Data entries:
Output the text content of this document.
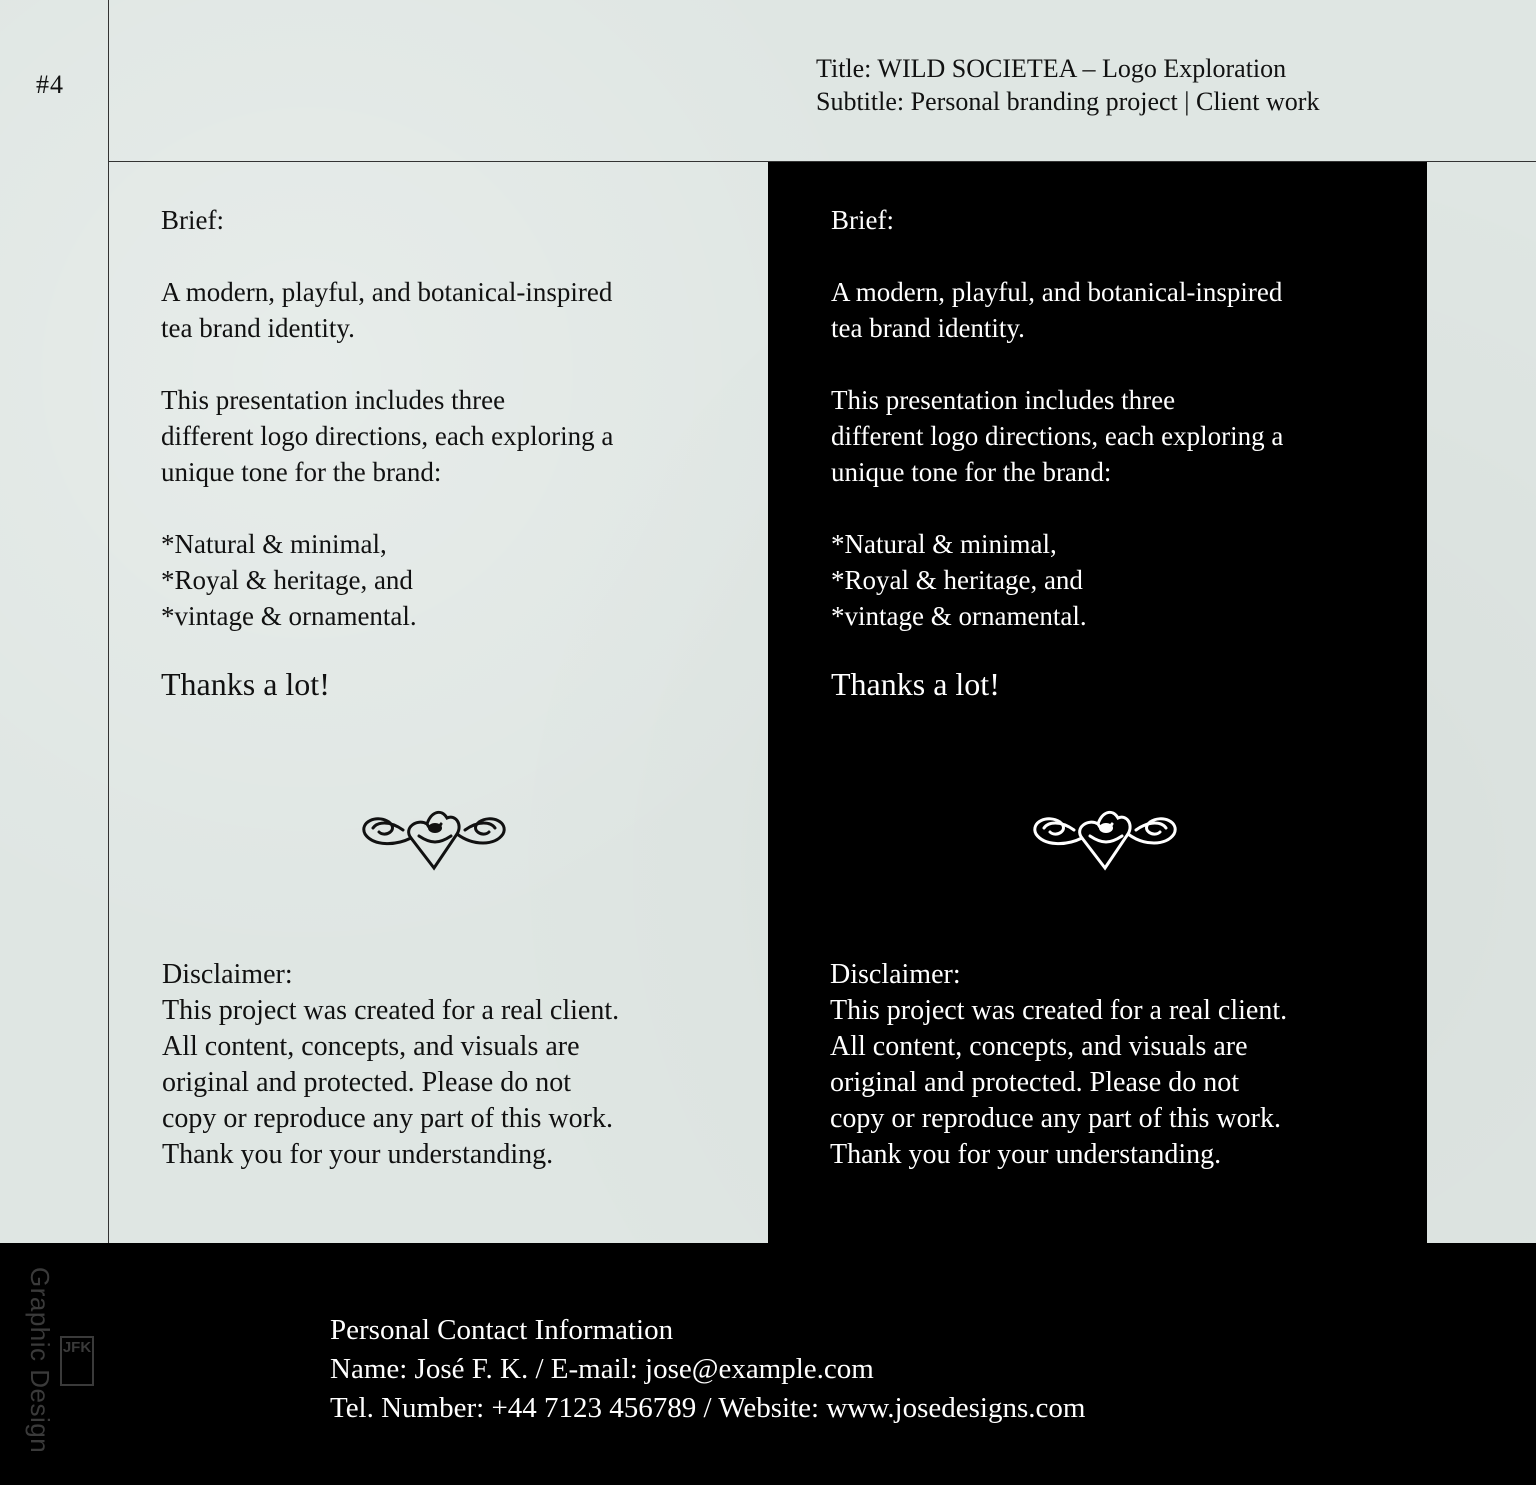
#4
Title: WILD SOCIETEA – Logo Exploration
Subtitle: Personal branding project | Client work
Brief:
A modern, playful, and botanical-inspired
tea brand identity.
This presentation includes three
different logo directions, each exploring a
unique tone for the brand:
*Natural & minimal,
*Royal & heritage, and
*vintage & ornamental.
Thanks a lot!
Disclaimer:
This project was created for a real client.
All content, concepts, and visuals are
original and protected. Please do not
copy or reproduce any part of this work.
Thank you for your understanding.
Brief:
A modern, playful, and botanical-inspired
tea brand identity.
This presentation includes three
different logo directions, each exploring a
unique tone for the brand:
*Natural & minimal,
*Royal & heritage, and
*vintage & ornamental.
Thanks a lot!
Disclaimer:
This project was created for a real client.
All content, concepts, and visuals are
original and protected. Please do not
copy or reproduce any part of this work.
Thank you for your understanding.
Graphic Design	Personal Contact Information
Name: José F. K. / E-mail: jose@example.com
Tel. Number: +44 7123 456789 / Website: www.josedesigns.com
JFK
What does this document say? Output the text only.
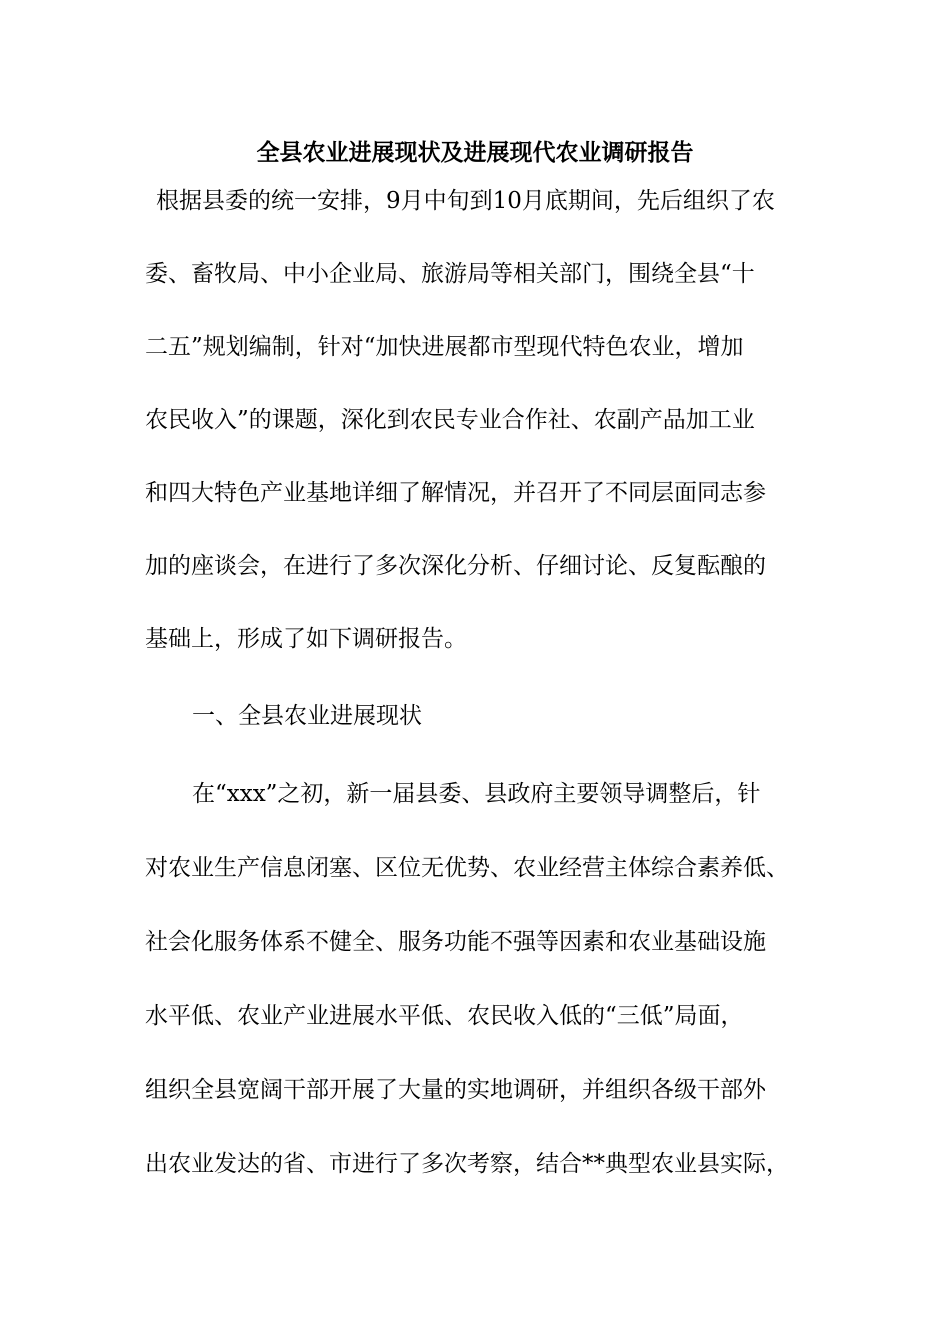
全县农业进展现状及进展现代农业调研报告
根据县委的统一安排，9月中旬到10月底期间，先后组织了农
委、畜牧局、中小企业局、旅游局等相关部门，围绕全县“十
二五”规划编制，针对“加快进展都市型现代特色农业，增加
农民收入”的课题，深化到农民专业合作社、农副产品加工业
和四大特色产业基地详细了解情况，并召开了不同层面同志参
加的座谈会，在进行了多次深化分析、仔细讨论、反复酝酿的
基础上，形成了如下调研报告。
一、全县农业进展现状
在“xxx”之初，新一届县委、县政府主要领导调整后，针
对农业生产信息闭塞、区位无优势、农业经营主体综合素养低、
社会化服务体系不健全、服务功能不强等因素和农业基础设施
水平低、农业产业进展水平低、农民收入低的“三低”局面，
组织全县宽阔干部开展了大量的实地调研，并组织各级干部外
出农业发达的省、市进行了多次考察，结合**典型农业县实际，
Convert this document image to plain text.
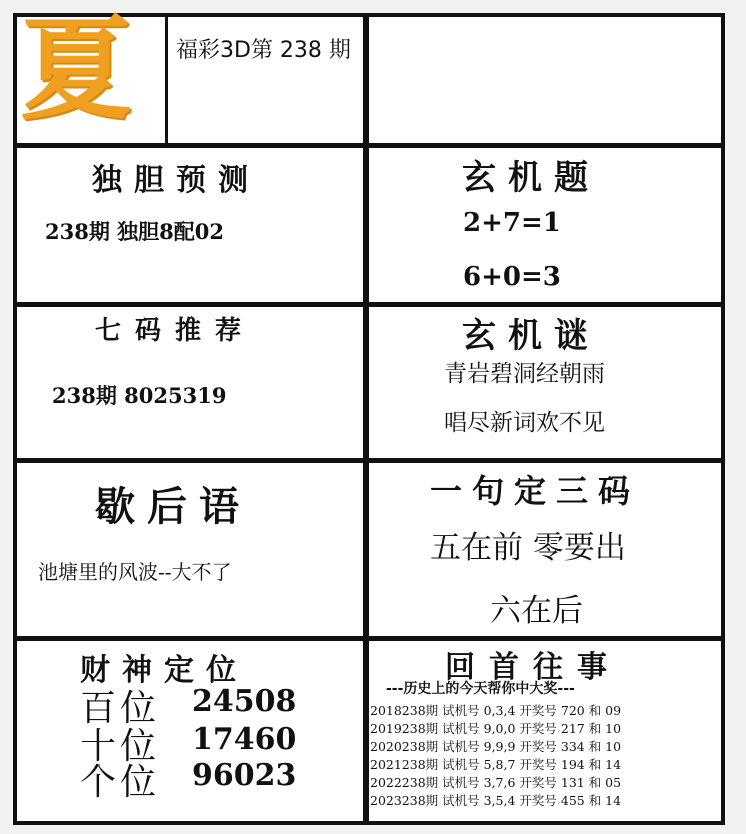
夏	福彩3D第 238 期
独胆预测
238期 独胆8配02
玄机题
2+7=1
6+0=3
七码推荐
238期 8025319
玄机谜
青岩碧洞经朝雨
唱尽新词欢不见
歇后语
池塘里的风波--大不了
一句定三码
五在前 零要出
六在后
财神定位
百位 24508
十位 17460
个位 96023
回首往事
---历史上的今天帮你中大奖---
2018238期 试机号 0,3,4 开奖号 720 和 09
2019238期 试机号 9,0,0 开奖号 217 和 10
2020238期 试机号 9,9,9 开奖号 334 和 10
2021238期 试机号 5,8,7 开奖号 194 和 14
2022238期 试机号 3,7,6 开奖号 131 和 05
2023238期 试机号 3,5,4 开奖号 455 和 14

Instruction: Copy every record above exactly, leaving out the pictures.

Full answer:
Output the text content of this document.
#4
Title: WILD SOCIETEA – Logo Exploration
Subtitle: Personal branding project | Client work
Brief:
A modern, playful, and botanical-inspired
tea brand identity.
This presentation includes three
different logo directions, each exploring a
unique tone for the brand:
*Natural & minimal,
*Royal & heritage, and
*vintage & ornamental.
Thanks a lot!
Disclaimer:
This project was created for a real client.
All content, concepts, and visuals are
original and protected. Please do not
copy or reproduce any part of this work.
Thank you for your understanding.
Brief:
A modern, playful, and botanical-inspired
tea brand identity.
This presentation includes three
different logo directions, each exploring a
unique tone for the brand:
*Natural & minimal,
*Royal & heritage, and
*vintage & ornamental.
Thanks a lot!
Disclaimer:
This project was created for a real client.
All content, concepts, and visuals are
original and protected. Please do not
copy or reproduce any part of this work.
Thank you for your understanding.
Graphic Design	Personal Contact Information
Name: José F. K. / E-mail: jose@example.com
Tel. Number: +44 7123 456789 / Website: www.josedesigns.com
JFK
What does this document say? Output the text only.
全县农业进展现状及进展现代农业调研报告
根据县委的统一安排，9月中旬到10月底期间，先后组织了农
委、畜牧局、中小企业局、旅游局等相关部门，围绕全县“十
二五”规划编制，针对“加快进展都市型现代特色农业，增加
农民收入”的课题，深化到农民专业合作社、农副产品加工业
和四大特色产业基地详细了解情况，并召开了不同层面同志参
加的座谈会，在进行了多次深化分析、仔细讨论、反复酝酿的
基础上，形成了如下调研报告。
一、全县农业进展现状
在“xxx”之初，新一届县委、县政府主要领导调整后，针
对农业生产信息闭塞、区位无优势、农业经营主体综合素养低、
社会化服务体系不健全、服务功能不强等因素和农业基础设施
水平低、农业产业进展水平低、农民收入低的“三低”局面，
组织全县宽阔干部开展了大量的实地调研，并组织各级干部外
出农业发达的省、市进行了多次考察，结合**典型农业县实际，
Convert this document image to plain text.
夏	福彩3D第 238 期
独胆预测
238期 独胆8配02
玄机题
2+7=1
6+0=3
七码推荐
238期 8025319
玄机谜
青岩碧洞经朝雨
唱尽新词欢不见
歇后语
池塘里的风波--大不了
一句定三码
五在前 零要出
六在后
财神定位
百位 24508
十位 17460
个位 96023
回首往事
---历史上的今天帮你中大奖---
2018238期 试机号 0,3,4 开奖号 720 和 09
2019238期 试机号 9,0,0 开奖号 217 和 10
2020238期 试机号 9,9,9 开奖号 334 和 10
2021238期 试机号 5,8,7 开奖号 194 和 14
2022238期 试机号 3,7,6 开奖号 131 和 05
2023238期 试机号 3,5,4 开奖号 455 和 14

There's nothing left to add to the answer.